Records from a data source
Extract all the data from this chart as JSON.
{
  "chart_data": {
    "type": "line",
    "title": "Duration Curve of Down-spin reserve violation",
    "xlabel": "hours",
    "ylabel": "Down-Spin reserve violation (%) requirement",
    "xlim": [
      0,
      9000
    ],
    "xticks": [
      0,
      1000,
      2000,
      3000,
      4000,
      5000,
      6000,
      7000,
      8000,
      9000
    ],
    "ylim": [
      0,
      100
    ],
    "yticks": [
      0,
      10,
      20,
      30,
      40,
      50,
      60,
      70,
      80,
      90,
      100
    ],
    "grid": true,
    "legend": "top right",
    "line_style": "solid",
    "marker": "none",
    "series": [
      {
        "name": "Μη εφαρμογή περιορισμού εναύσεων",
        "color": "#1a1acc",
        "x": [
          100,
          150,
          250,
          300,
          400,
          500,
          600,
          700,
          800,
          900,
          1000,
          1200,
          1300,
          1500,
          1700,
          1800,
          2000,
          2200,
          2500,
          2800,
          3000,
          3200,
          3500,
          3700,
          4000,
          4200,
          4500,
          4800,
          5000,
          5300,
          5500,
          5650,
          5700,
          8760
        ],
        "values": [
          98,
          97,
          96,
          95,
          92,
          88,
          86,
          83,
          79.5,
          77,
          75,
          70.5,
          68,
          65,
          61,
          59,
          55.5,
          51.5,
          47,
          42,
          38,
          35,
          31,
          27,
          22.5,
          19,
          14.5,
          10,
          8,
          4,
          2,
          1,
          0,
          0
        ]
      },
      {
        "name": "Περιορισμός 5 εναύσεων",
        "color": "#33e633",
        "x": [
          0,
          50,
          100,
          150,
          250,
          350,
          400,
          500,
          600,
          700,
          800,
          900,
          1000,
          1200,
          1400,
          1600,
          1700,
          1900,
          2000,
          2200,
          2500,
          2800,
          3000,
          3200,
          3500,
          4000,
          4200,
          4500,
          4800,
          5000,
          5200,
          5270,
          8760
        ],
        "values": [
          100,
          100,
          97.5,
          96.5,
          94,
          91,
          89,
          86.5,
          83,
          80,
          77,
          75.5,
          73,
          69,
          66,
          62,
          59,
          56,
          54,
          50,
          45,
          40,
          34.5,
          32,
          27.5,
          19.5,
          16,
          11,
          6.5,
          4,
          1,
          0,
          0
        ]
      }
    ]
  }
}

## Exercise
Recopy the whole listing exactly.

## Response to the task
Extract all the data from this chart as JSON.
{
  "chart_data": {
    "type": "line",
    "title": "Duration Curve of Down-spin reserve violation",
    "xlabel": "hours",
    "ylabel": "Down-Spin reserve violation (%) requirement",
    "xlim": [
      0,
      9000
    ],
    "xticks": [
      0,
      1000,
      2000,
      3000,
      4000,
      5000,
      6000,
      7000,
      8000,
      9000
    ],
    "ylim": [
      0,
      100
    ],
    "yticks": [
      0,
      10,
      20,
      30,
      40,
      50,
      60,
      70,
      80,
      90,
      100
    ],
    "grid": true,
    "legend": "top right",
    "line_style": "solid",
    "marker": "none",
    "series": [
      {
        "name": "Μη εφαρμογή περιορισμού εναύσεων",
        "color": "#1a1acc",
        "x": [
          100,
          150,
          250,
          300,
          400,
          500,
          600,
          700,
          800,
          900,
          1000,
          1200,
          1300,
          1500,
          1700,
          1800,
          2000,
          2200,
          2500,
          2800,
          3000,
          3200,
          3500,
          3700,
          4000,
          4200,
          4500,
          4800,
          5000,
          5300,
          5500,
          5650,
          5700,
          8760
        ],
        "values": [
          98,
          97,
          96,
          95,
          92,
          88,
          86,
          83,
          79.5,
          77,
          75,
          70.5,
          68,
          65,
          61,
          59,
          55.5,
          51.5,
          47,
          42,
          38,
          35,
          31,
          27,
          22.5,
          19,
          14.5,
          10,
          8,
          4,
          2,
          1,
          0,
          0
        ]
      },
      {
        "name": "Περιορισμός 5 εναύσεων",
        "color": "#33e633",
        "x": [
          0,
          50,
          100,
          150,
          250,
          350,
          400,
          500,
          600,
          700,
          800,
          900,
          1000,
          1200,
          1400,
          1600,
          1700,
          1900,
          2000,
          2200,
          2500,
          2800,
          3000,
          3200,
          3500,
          4000,
          4200,
          4500,
          4800,
          5000,
          5200,
          5270,
          8760
        ],
        "values": [
          100,
          100,
          97.5,
          96.5,
          94,
          91,
          89,
          86.5,
          83,
          80,
          77,
          75.5,
          73,
          69,
          66,
          62,
          59,
          56,
          54,
          50,
          45,
          40,
          34.5,
          32,
          27.5,
          19.5,
          16,
          11,
          6.5,
          4,
          1,
          0,
          0
        ]
      }
    ]
  }
}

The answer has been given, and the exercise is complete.